Problem details: Give every line again exactly as it appears, please, but not the pictures.
* * * * *
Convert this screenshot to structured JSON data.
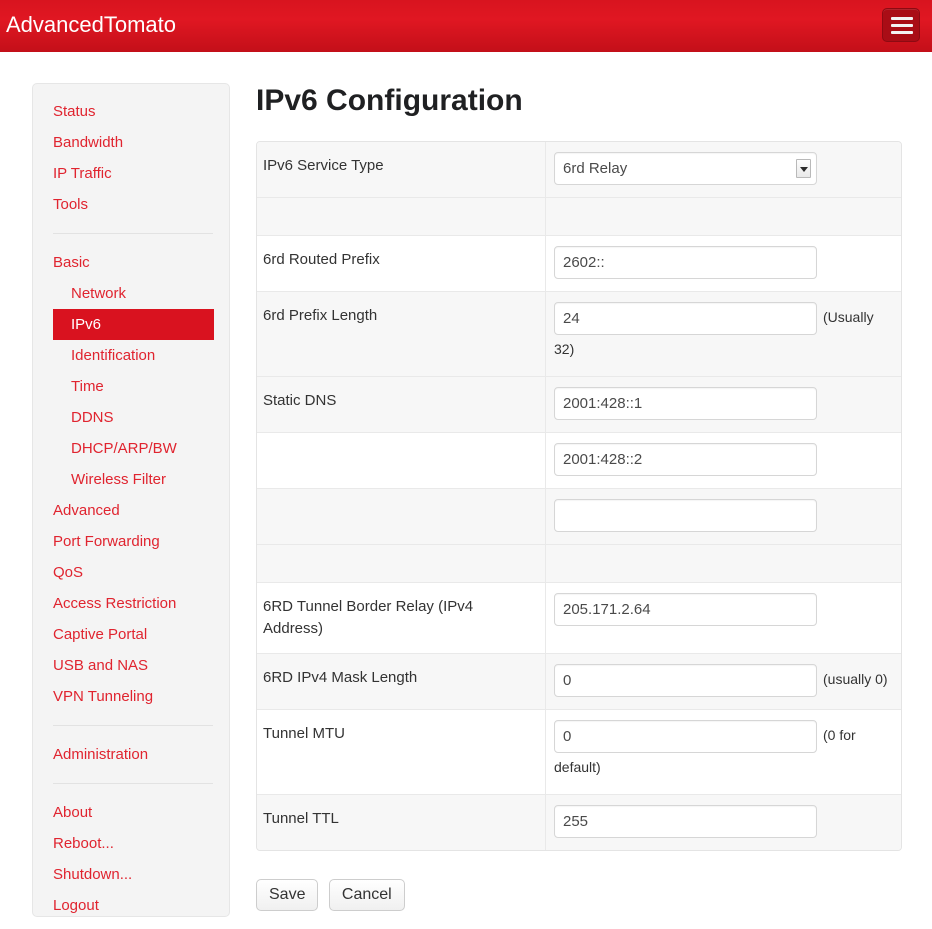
{
  "header": {
    "brand": "AdvancedTomato",
    "menu_icon": "hamburger-menu-icon"
  },
  "sidebar": {
    "groups": [
      {
        "items": [
          {
            "label": "Status",
            "sub": false,
            "active": false
          },
          {
            "label": "Bandwidth",
            "sub": false,
            "active": false
          },
          {
            "label": "IP Traffic",
            "sub": false,
            "active": false
          },
          {
            "label": "Tools",
            "sub": false,
            "active": false
          }
        ]
      },
      {
        "items": [
          {
            "label": "Basic",
            "sub": false,
            "active": false
          },
          {
            "label": "Network",
            "sub": true,
            "active": false
          },
          {
            "label": "IPv6",
            "sub": true,
            "active": true
          },
          {
            "label": "Identification",
            "sub": true,
            "active": false
          },
          {
            "label": "Time",
            "sub": true,
            "active": false
          },
          {
            "label": "DDNS",
            "sub": true,
            "active": false
          },
          {
            "label": "DHCP/ARP/BW",
            "sub": true,
            "active": false
          },
          {
            "label": "Wireless Filter",
            "sub": true,
            "active": false
          },
          {
            "label": "Advanced",
            "sub": false,
            "active": false
          },
          {
            "label": "Port Forwarding",
            "sub": false,
            "active": false
          },
          {
            "label": "QoS",
            "sub": false,
            "active": false
          },
          {
            "label": "Access Restriction",
            "sub": false,
            "active": false
          },
          {
            "label": "Captive Portal",
            "sub": false,
            "active": false
          },
          {
            "label": "USB and NAS",
            "sub": false,
            "active": false
          },
          {
            "label": "VPN Tunneling",
            "sub": false,
            "active": false
          }
        ]
      },
      {
        "items": [
          {
            "label": "Administration",
            "sub": false,
            "active": false
          }
        ]
      },
      {
        "items": [
          {
            "label": "About",
            "sub": false,
            "active": false
          },
          {
            "label": "Reboot...",
            "sub": false,
            "active": false
          },
          {
            "label": "Shutdown...",
            "sub": false,
            "active": false
          },
          {
            "label": "Logout",
            "sub": false,
            "active": false
          }
        ]
      }
    ]
  },
  "main": {
    "title": "IPv6 Configuration",
    "fields": {
      "service_type": {
        "label": "IPv6 Service Type",
        "value": "6rd Relay",
        "options": [
          "6rd Relay"
        ]
      },
      "routed_prefix": {
        "label": "6rd Routed Prefix",
        "value": "2602::"
      },
      "prefix_length": {
        "label": "6rd Prefix Length",
        "value": "24",
        "hint": "(Usually 32)"
      },
      "static_dns_1": {
        "label": "Static DNS",
        "value": "2001:428::1"
      },
      "static_dns_2": {
        "label": "",
        "value": "2001:428::2"
      },
      "static_dns_3": {
        "label": "",
        "value": ""
      },
      "border_relay": {
        "label": "6RD Tunnel Border Relay (IPv4 Address)",
        "value": "205.171.2.64"
      },
      "mask_length": {
        "label": "6RD IPv4 Mask Length",
        "value": "0",
        "hint": "(usually 0)"
      },
      "tunnel_mtu": {
        "label": "Tunnel MTU",
        "value": "0",
        "hint": "(0 for default)"
      },
      "tunnel_ttl": {
        "label": "Tunnel TTL",
        "value": "255"
      }
    },
    "buttons": {
      "save": "Save",
      "cancel": "Cancel"
    }
  },
  "colors": {
    "brand_red": "#d9121f",
    "nav_link_red": "#e0242f",
    "header_gradient_top": "#d8141f",
    "header_gradient_bottom": "#c30f19",
    "row_shade": "#f7f7f7",
    "sidebar_bg": "#f4f4f4"
  }
}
* * * * *
Solution:
Convert this screenshot to structured JSON data.
{
  "header": {
    "brand": "AdvancedTomato",
    "menu_icon": "hamburger-menu-icon"
  },
  "sidebar": {
    "groups": [
      {
        "items": [
          {
            "label": "Status",
            "sub": false,
            "active": false
          },
          {
            "label": "Bandwidth",
            "sub": false,
            "active": false
          },
          {
            "label": "IP Traffic",
            "sub": false,
            "active": false
          },
          {
            "label": "Tools",
            "sub": false,
            "active": false
          }
        ]
      },
      {
        "items": [
          {
            "label": "Basic",
            "sub": false,
            "active": false
          },
          {
            "label": "Network",
            "sub": true,
            "active": false
          },
          {
            "label": "IPv6",
            "sub": true,
            "active": true
          },
          {
            "label": "Identification",
            "sub": true,
            "active": false
          },
          {
            "label": "Time",
            "sub": true,
            "active": false
          },
          {
            "label": "DDNS",
            "sub": true,
            "active": false
          },
          {
            "label": "DHCP/ARP/BW",
            "sub": true,
            "active": false
          },
          {
            "label": "Wireless Filter",
            "sub": true,
            "active": false
          },
          {
            "label": "Advanced",
            "sub": false,
            "active": false
          },
          {
            "label": "Port Forwarding",
            "sub": false,
            "active": false
          },
          {
            "label": "QoS",
            "sub": false,
            "active": false
          },
          {
            "label": "Access Restriction",
            "sub": false,
            "active": false
          },
          {
            "label": "Captive Portal",
            "sub": false,
            "active": false
          },
          {
            "label": "USB and NAS",
            "sub": false,
            "active": false
          },
          {
            "label": "VPN Tunneling",
            "sub": false,
            "active": false
          }
        ]
      },
      {
        "items": [
          {
            "label": "Administration",
            "sub": false,
            "active": false
          }
        ]
      },
      {
        "items": [
          {
            "label": "About",
            "sub": false,
            "active": false
          },
          {
            "label": "Reboot...",
            "sub": false,
            "active": false
          },
          {
            "label": "Shutdown...",
            "sub": false,
            "active": false
          },
          {
            "label": "Logout",
            "sub": false,
            "active": false
          }
        ]
      }
    ]
  },
  "main": {
    "title": "IPv6 Configuration",
    "fields": {
      "service_type": {
        "label": "IPv6 Service Type",
        "value": "6rd Relay",
        "options": [
          "6rd Relay"
        ]
      },
      "routed_prefix": {
        "label": "6rd Routed Prefix",
        "value": "2602::"
      },
      "prefix_length": {
        "label": "6rd Prefix Length",
        "value": "24",
        "hint": "(Usually 32)"
      },
      "static_dns_1": {
        "label": "Static DNS",
        "value": "2001:428::1"
      },
      "static_dns_2": {
        "label": "",
        "value": "2001:428::2"
      },
      "static_dns_3": {
        "label": "",
        "value": ""
      },
      "border_relay": {
        "label": "6RD Tunnel Border Relay (IPv4 Address)",
        "value": "205.171.2.64"
      },
      "mask_length": {
        "label": "6RD IPv4 Mask Length",
        "value": "0",
        "hint": "(usually 0)"
      },
      "tunnel_mtu": {
        "label": "Tunnel MTU",
        "value": "0",
        "hint": "(0 for default)"
      },
      "tunnel_ttl": {
        "label": "Tunnel TTL",
        "value": "255"
      }
    },
    "buttons": {
      "save": "Save",
      "cancel": "Cancel"
    }
  },
  "colors": {
    "brand_red": "#d9121f",
    "nav_link_red": "#e0242f",
    "header_gradient_top": "#d8141f",
    "header_gradient_bottom": "#c30f19",
    "row_shade": "#f7f7f7",
    "sidebar_bg": "#f4f4f4"
  }
}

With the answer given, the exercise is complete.